* **TO-DO LIST**
a) Edit the passage on the Gospel of Truth from "Gnostic scriptures are" up to and including "Irenaeus’ Against Heresies.", replacing "themes" with "topics".
b) Render the records from the line with "caret-icon[interactable] (214, 62, 222, 66)" up to and including the line with "tab[interactable]: Unit (11, 353, 46, 371)" as a Markdown table with the columns No. and Line, numbering each row and leaving out blank lines.

** START QUOTED PASSAGE **

Gnostic scriptures are as esoteric as advertised. But the wild ride they take you on is worth the tedious struggle of making sense of them! Unfortunately, Irenaeus's rejoinder to the Gnostics, that our hope is in the renewal of creation, not in our escape from it, seems lost on many contemporary Christians. A lot of people who got all bent out of shape at The Da Vinci Code are, ironically, crypto-Gnostics without realizing it. My paper on one Gnostic text, The Gospel of Truth, is below the fold:
This paper will examine some of the
major themes of the Gnostic Gospel of Truth: creation, theodicy, the
person and work of Jesus Christ, and the life of those who live in the truth,
and then briefly summarize the Catholic response to Gnosticism as exemplified
by Irenaeus’ Against Heresies.

** END QUOTED PASSAGE **
** START DATA FOR PROCESSING **

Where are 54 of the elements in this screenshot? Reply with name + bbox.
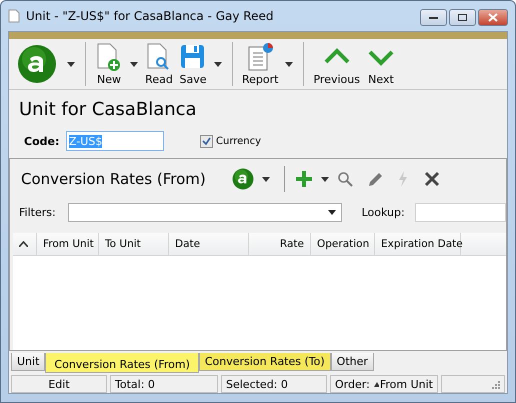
caret-icon[interactable] (214, 62, 222, 66)
caret-icon[interactable] (285, 62, 294, 66)
search-icon[interactable] (336, 171, 353, 187)
read-button[interactable]: Read (142, 40, 176, 88)
new-document-icon (95, 42, 123, 72)
lookup-label: Lookup: (362, 206, 405, 218)
caret-icon[interactable] (262, 176, 270, 182)
tab[interactable]: Unit (11, 353, 46, 371)
column-header[interactable]: To Unit (99, 233, 169, 255)
previous-button[interactable]: Previous (310, 40, 363, 88)
tab[interactable]: Conversion Rates (To) (198, 353, 331, 371)
new-button[interactable]: New (92, 40, 126, 88)
lookup-field[interactable] (414, 202, 506, 222)
plus-icon[interactable] (294, 170, 313, 188)
document-icon (8, 9, 20, 23)
report-button[interactable]: Report (239, 40, 282, 88)
selected-status: Selected: 0 (221, 375, 327, 393)
currency-label: Currency (216, 136, 262, 146)
order-value: From Unit (380, 378, 433, 390)
resize-grip-icon[interactable] (490, 379, 500, 389)
minimize-icon (429, 16, 438, 20)
caret-icon[interactable] (67, 62, 75, 66)
maximize-icon (458, 14, 467, 21)
code-label: Code: (24, 134, 60, 148)
currency-checkbox[interactable] (200, 134, 213, 148)
minimize-button[interactable] (420, 9, 447, 26)
caret-icon[interactable] (320, 176, 329, 182)
caret-icon[interactable] (130, 62, 138, 66)
delete-icon[interactable] (424, 171, 440, 187)
close-icon (488, 13, 498, 22)
next-button[interactable]: Next (362, 40, 399, 88)
logo-icon[interactable] (17, 44, 57, 84)
save-button[interactable]: Save (176, 40, 210, 88)
filters-label: Filters: (19, 206, 56, 218)
column-header[interactable]: Operation (311, 233, 375, 255)
maximize-button[interactable] (449, 9, 476, 26)
column-header[interactable]: Rate (249, 233, 311, 255)
window-title: Unit - "Z-US$" for CasaBlanca - Gay Reed (26, 9, 274, 23)
sort-arrow-icon (374, 382, 379, 386)
caret-icon (328, 210, 336, 214)
order-label: Order: (335, 378, 370, 390)
column-header[interactable]: Expiration Date (375, 233, 461, 255)
logo-icon[interactable] (232, 168, 254, 190)
column-header[interactable]: Date (169, 233, 249, 255)
sort-ascending-icon[interactable] (19, 241, 28, 247)
mode-status: Edit (11, 375, 107, 393)
form-heading: Unit for CasaBlanca (19, 99, 198, 120)
panel-title: Conversion Rates (From) (21, 170, 206, 188)
close-button[interactable] (478, 9, 508, 26)
tab[interactable]: Conversion Rates (From) (45, 353, 199, 373)
tab[interactable]: Other (330, 353, 374, 371)
pencil-icon[interactable] (366, 170, 384, 188)
column-header[interactable]: From Unit (37, 233, 99, 255)
total-status: Total: 0 (110, 375, 218, 393)
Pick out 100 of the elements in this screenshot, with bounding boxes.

** END DATA FOR PROCESSING **

* **PER-TASK ANSWERS**
a)
Gnostic scriptures are as esoteric as advertised. But the wild ride they take you on is worth the tedious struggle of making sense of them! Unfortunately, Irenaeus's rejoinder to the Gnostics, that our hope is in the renewal of creation, not in our escape from it, seems lost on many contemporary Christians. A lot of people who got all bent out of shape at The Da Vinci Code are, ironically, crypto-Gnostics without realizing it. My paper on one Gnostic text, The Gospel of Truth, is below the fold:
This paper will examine some of the
major topics of the Gnostic Gospel of Truth: creation, theodicy, the
person and work of Jesus Christ, and the life of those who live in the truth,
and then briefly summarize the Catholic response to Gnosticism as exemplified
by Irenaeus’ Against Heresies.

b)
| No. | Line |
|---|---|
| 1 | caret-icon[interactable] (214, 62, 222, 66) |
| 2 | caret-icon[interactable] (285, 62, 294, 66) |
| 3 | search-icon[interactable] (336, 171, 353, 187) |
| 4 | read-button[interactable]: Read (142, 40, 176, 88) |
| 5 | new-document-icon (95, 42, 123, 72) |
| 6 | lookup-label: Lookup: (362, 206, 405, 218) |
| 7 | caret-icon[interactable] (262, 176, 270, 182) |
| 8 | tab[interactable]: Unit (11, 353, 46, 371) |